EXERCISE: Pull each line holding the word "Lines" from the data.

[Data records]
:::::

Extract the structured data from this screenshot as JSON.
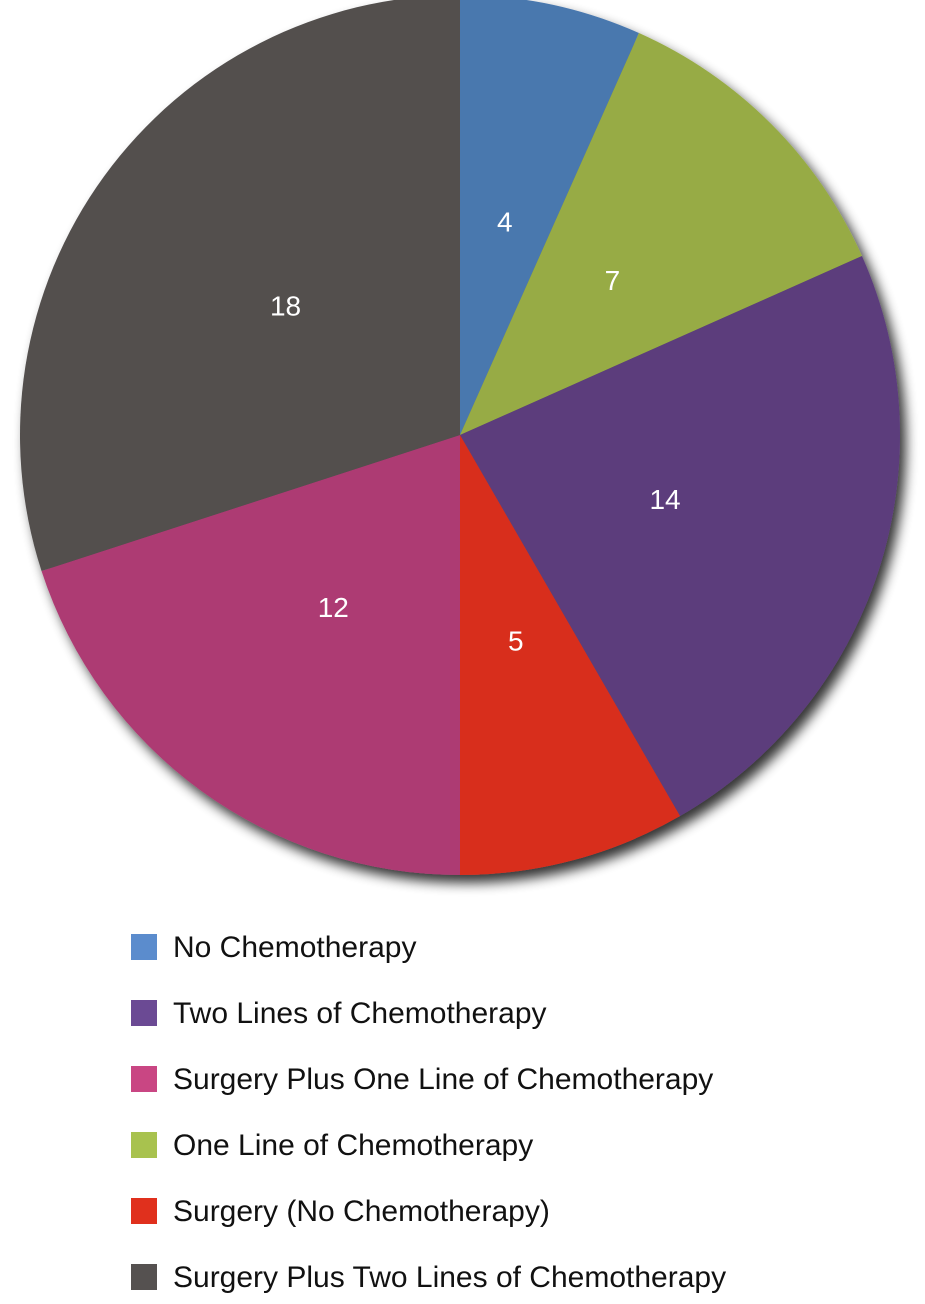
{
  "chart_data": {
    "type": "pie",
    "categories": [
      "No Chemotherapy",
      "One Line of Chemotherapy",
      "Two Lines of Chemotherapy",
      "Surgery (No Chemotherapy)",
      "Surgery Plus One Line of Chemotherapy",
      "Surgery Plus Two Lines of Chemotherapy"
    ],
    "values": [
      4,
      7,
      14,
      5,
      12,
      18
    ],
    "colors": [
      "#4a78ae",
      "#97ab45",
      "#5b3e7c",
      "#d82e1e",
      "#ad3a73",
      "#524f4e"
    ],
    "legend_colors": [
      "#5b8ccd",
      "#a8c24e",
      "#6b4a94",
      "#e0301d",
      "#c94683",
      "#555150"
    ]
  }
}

:::::

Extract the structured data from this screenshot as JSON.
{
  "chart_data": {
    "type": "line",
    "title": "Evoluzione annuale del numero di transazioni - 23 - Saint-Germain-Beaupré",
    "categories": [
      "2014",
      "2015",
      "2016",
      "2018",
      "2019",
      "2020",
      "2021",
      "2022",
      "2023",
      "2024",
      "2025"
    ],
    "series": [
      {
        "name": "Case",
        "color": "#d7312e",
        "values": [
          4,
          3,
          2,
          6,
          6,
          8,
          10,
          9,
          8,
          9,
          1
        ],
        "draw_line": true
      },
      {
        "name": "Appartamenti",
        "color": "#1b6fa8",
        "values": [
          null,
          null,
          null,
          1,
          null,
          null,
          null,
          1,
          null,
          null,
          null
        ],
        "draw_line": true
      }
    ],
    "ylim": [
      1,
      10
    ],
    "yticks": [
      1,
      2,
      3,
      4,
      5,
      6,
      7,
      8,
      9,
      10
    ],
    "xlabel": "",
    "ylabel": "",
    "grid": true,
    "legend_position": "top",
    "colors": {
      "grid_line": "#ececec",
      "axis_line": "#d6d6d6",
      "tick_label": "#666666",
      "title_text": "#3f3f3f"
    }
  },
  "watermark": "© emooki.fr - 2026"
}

:::::

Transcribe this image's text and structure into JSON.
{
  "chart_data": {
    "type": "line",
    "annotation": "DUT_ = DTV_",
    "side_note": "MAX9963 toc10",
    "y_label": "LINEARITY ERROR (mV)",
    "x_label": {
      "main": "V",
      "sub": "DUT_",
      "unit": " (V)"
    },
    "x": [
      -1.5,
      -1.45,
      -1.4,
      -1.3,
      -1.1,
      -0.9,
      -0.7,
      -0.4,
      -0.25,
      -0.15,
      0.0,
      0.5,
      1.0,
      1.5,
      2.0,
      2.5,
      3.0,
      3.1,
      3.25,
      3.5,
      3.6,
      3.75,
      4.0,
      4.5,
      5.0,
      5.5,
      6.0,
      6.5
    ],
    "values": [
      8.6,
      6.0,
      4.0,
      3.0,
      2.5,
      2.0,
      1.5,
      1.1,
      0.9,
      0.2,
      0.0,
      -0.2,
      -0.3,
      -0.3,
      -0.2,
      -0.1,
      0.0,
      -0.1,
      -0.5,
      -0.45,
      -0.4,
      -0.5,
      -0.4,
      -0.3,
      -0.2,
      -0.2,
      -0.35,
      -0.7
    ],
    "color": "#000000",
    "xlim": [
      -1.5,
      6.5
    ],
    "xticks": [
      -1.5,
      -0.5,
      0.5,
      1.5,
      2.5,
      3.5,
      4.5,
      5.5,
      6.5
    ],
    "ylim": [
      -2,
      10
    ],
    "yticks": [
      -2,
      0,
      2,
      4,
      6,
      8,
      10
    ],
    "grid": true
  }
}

:::::

RESULT OF THIS EXERCISE:
      "Two Lines of Chemotherapy",
      "Surgery Plus Two Lines of Chemotherapy"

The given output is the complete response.